- **Prompt**: Your task is to transcribe the data in full.

- **Provided data**:

"""

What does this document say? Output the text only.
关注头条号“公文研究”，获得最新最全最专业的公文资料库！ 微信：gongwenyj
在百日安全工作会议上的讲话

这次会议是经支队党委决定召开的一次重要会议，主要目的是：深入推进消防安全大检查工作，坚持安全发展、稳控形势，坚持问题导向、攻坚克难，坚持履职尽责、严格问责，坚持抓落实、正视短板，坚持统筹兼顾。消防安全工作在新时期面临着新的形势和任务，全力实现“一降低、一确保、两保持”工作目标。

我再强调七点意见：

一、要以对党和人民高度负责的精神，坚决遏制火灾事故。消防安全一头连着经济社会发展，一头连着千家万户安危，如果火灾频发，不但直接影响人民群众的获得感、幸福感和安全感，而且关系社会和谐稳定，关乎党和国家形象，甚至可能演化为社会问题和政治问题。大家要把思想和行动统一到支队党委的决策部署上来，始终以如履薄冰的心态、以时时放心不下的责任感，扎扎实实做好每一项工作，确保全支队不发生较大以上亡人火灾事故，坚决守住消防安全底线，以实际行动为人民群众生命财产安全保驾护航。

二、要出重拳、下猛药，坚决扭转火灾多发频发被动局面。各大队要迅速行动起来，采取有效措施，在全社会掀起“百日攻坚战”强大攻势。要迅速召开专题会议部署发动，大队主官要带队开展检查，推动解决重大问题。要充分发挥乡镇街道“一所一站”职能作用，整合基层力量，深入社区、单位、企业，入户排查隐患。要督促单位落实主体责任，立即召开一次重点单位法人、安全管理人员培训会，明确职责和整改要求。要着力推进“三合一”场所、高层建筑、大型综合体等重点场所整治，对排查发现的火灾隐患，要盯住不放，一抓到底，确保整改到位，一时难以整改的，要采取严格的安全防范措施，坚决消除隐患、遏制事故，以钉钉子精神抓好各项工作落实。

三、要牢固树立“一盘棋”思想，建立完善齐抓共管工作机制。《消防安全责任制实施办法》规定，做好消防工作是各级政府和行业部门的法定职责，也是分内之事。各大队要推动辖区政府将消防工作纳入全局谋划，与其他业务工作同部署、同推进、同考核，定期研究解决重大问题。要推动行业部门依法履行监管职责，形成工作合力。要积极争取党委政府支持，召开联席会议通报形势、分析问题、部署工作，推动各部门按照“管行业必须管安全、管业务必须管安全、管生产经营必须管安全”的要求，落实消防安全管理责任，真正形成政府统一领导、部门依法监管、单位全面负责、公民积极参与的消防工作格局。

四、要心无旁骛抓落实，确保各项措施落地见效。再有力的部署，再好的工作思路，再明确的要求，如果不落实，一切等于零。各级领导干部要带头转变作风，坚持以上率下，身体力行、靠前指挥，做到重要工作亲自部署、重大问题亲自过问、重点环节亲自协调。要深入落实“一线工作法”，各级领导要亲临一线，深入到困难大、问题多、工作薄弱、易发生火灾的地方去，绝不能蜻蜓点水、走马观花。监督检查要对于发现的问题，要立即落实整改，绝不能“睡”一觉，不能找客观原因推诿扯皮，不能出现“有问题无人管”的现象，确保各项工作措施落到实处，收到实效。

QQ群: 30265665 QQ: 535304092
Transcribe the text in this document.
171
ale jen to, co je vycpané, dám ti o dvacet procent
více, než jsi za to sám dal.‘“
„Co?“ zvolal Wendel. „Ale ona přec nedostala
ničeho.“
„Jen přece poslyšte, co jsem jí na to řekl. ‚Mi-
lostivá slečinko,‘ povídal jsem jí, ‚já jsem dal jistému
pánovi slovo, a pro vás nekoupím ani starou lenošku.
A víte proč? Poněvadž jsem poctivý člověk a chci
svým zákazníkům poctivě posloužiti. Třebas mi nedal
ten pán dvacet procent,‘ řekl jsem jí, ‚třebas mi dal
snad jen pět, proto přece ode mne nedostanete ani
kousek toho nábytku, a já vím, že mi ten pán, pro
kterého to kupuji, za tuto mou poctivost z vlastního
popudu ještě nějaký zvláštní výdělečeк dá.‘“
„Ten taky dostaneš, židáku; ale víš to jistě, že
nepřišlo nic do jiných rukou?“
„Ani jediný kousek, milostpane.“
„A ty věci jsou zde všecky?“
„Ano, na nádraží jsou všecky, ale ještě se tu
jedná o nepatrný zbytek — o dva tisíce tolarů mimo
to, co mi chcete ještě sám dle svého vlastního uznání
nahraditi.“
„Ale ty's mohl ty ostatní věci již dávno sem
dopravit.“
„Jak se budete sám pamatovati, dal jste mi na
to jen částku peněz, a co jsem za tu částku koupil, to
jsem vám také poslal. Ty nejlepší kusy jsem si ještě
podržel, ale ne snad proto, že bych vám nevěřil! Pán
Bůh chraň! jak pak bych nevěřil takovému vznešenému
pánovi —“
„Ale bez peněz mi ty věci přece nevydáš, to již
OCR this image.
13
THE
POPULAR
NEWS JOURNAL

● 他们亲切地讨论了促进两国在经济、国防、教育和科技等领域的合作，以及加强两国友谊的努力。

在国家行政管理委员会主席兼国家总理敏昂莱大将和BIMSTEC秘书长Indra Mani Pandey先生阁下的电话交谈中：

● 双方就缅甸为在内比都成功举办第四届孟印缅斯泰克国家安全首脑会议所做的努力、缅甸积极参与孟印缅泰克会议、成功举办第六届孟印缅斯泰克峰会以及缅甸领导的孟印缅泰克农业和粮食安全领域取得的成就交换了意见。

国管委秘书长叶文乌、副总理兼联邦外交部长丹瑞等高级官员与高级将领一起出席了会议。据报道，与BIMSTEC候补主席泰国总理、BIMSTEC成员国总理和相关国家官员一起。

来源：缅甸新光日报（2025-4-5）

"""

- **Final answer**:
What does this document say? Output the text only.
关注头条号“公文研究”，获得最新最全最专业的公文资料库！ 微信：gongwenyj
在百日安全工作会议上的讲话

这次会议是经支队党委决定召开的一次重要会议，主要目的是：深入推进消防安全大检查工作，坚持安全发展、稳控形势，坚持问题导向、攻坚克难，坚持履职尽责、严格问责，坚持抓落实、正视短板，坚持统筹兼顾。消防安全工作在新时期面临着新的形势和任务，全力实现“一降低、一确保、两保持”工作目标。

我再强调七点意见：

一、要以对党和人民高度负责的精神，坚决遏制火灾事故。消防安全一头连着经济社会发展，一头连着千家万户安危，如果火灾频发，不但直接影响人民群众的获得感、幸福感和安全感，而且关系社会和谐稳定，关乎党和国家形象，甚至可能演化为社会问题和政治问题。大家要把思想和行动统一到支队党委的决策部署上来，始终以如履薄冰的心态、以时时放心不下的责任感，扎扎实实做好每一项工作，确保全支队不发生较大以上亡人火灾事故，坚决守住消防安全底线，以实际行动为人民群众生命财产安全保驾护航。

二、要出重拳、下猛药，坚决扭转火灾多发频发被动局面。各大队要迅速行动起来，采取有效措施，在全社会掀起“百日攻坚战”强大攻势。要迅速召开专题会议部署发动，大队主官要带队开展检查，推动解决重大问题。要充分发挥乡镇街道“一所一站”职能作用，整合基层力量，深入社区、单位、企业，入户排查隐患。要督促单位落实主体责任，立即召开一次重点单位法人、安全管理人员培训会，明确职责和整改要求。要着力推进“三合一”场所、高层建筑、大型综合体等重点场所整治，对排查发现的火灾隐患，要盯住不放，一抓到底，确保整改到位，一时难以整改的，要采取严格的安全防范措施，坚决消除隐患、遏制事故，以钉钉子精神抓好各项工作落实。

三、要牢固树立“一盘棋”思想，建立完善齐抓共管工作机制。《消防安全责任制实施办法》规定，做好消防工作是各级政府和行业部门的法定职责，也是分内之事。各大队要推动辖区政府将消防工作纳入全局谋划，与其他业务工作同部署、同推进、同考核，定期研究解决重大问题。要推动行业部门依法履行监管职责，形成工作合力。要积极争取党委政府支持，召开联席会议通报形势、分析问题、部署工作，推动各部门按照“管行业必须管安全、管业务必须管安全、管生产经营必须管安全”的要求，落实消防安全管理责任，真正形成政府统一领导、部门依法监管、单位全面负责、公民积极参与的消防工作格局。

四、要心无旁骛抓落实，确保各项措施落地见效。再有力的部署，再好的工作思路，再明确的要求，如果不落实，一切等于零。各级领导干部要带头转变作风，坚持以上率下，身体力行、靠前指挥，做到重要工作亲自部署、重大问题亲自过问、重点环节亲自协调。要深入落实“一线工作法”，各级领导要亲临一线，深入到困难大、问题多、工作薄弱、易发生火灾的地方去，绝不能蜻蜓点水、走马观花。监督检查要对于发现的问题，要立即落实整改，绝不能“睡”一觉，不能找客观原因推诿扯皮，不能出现“有问题无人管”的现象，确保各项工作措施落到实处，收到实效。

QQ群: 30265665 QQ: 535304092
Transcribe the text in this document.
171
ale jen to, co je vycpané, dám ti o dvacet procent
více, než jsi za to sám dal.‘“
„Co?“ zvolal Wendel. „Ale ona přec nedostala
ničeho.“
„Jen přece poslyšte, co jsem jí na to řekl. ‚Mi-
lostivá slečinko,‘ povídal jsem jí, ‚já jsem dal jistému
pánovi slovo, a pro vás nekoupím ani starou lenošku.
A víte proč? Poněvadž jsem poctivý člověk a chci
svým zákazníkům poctivě posloužiti. Třebas mi nedal
ten pán dvacet procent,‘ řekl jsem jí, ‚třebas mi dal
snad jen pět, proto přece ode mne nedostanete ani
kousek toho nábytku, a já vím, že mi ten pán, pro
kterého to kupuji, za tuto mou poctivost z vlastního
popudu ještě nějaký zvláštní výdělečeк dá.‘“
„Ten taky dostaneš, židáku; ale víš to jistě, že
nepřišlo nic do jiných rukou?“
„Ani jediný kousek, milostpane.“
„A ty věci jsou zde všecky?“
„Ano, na nádraží jsou všecky, ale ještě se tu
jedná o nepatrný zbytek — o dva tisíce tolarů mimo
to, co mi chcete ještě sám dle svého vlastního uznání
nahraditi.“
„Ale ty's mohl ty ostatní věci již dávno sem
dopravit.“
„Jak se budete sám pamatovati, dal jste mi na
to jen částku peněz, a co jsem za tu částku koupil, to
jsem vám také poslal. Ty nejlepší kusy jsem si ještě
podržel, ale ne snad proto, že bych vám nevěřil! Pán
Bůh chraň! jak pak bych nevěřil takovému vznešenému
pánovi —“
„Ale bez peněz mi ty věci přece nevydáš, to již
OCR this image.
13
THE
POPULAR
NEWS JOURNAL

● 他们亲切地讨论了促进两国在经济、国防、教育和科技等领域的合作，以及加强两国友谊的努力。

在国家行政管理委员会主席兼国家总理敏昂莱大将和BIMSTEC秘书长Indra Mani Pandey先生阁下的电话交谈中：

● 双方就缅甸为在内比都成功举办第四届孟印缅斯泰克国家安全首脑会议所做的努力、缅甸积极参与孟印缅泰克会议、成功举办第六届孟印缅斯泰克峰会以及缅甸领导的孟印缅泰克农业和粮食安全领域取得的成就交换了意见。

国管委秘书长叶文乌、副总理兼联邦外交部长丹瑞等高级官员与高级将领一起出席了会议。据报道，与BIMSTEC候补主席泰国总理、BIMSTEC成员国总理和相关国家官员一起。

来源：缅甸新光日报（2025-4-5）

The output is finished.